### Task
Collect all the lines that mention the word "changed".

### Source data
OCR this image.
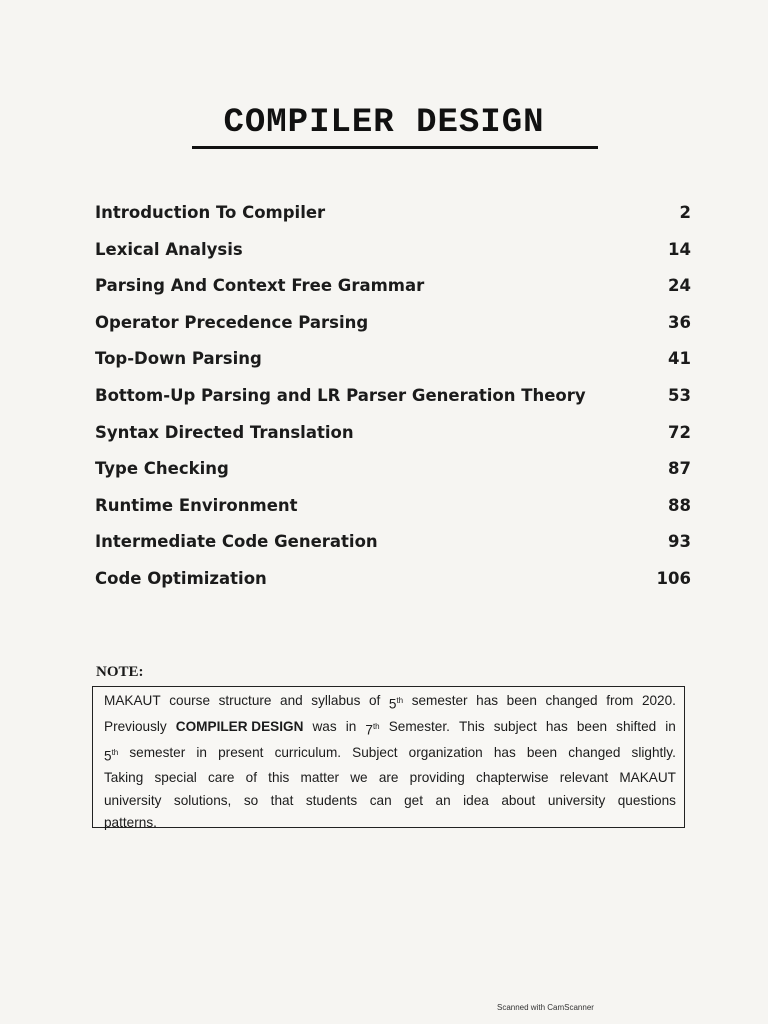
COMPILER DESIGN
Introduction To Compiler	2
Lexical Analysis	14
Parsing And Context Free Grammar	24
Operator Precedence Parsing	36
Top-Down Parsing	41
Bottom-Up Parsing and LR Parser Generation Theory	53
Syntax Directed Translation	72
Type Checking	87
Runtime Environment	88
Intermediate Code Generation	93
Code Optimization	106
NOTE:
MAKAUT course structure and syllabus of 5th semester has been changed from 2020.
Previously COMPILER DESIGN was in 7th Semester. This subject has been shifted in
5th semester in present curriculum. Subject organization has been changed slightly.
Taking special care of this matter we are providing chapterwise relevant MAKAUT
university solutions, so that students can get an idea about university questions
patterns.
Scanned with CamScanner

### Worked solution
MAKAUT course structure and syllabus of 5th semester has been changed from 2020.
5th semester in present curriculum. Subject organization has been changed slightly.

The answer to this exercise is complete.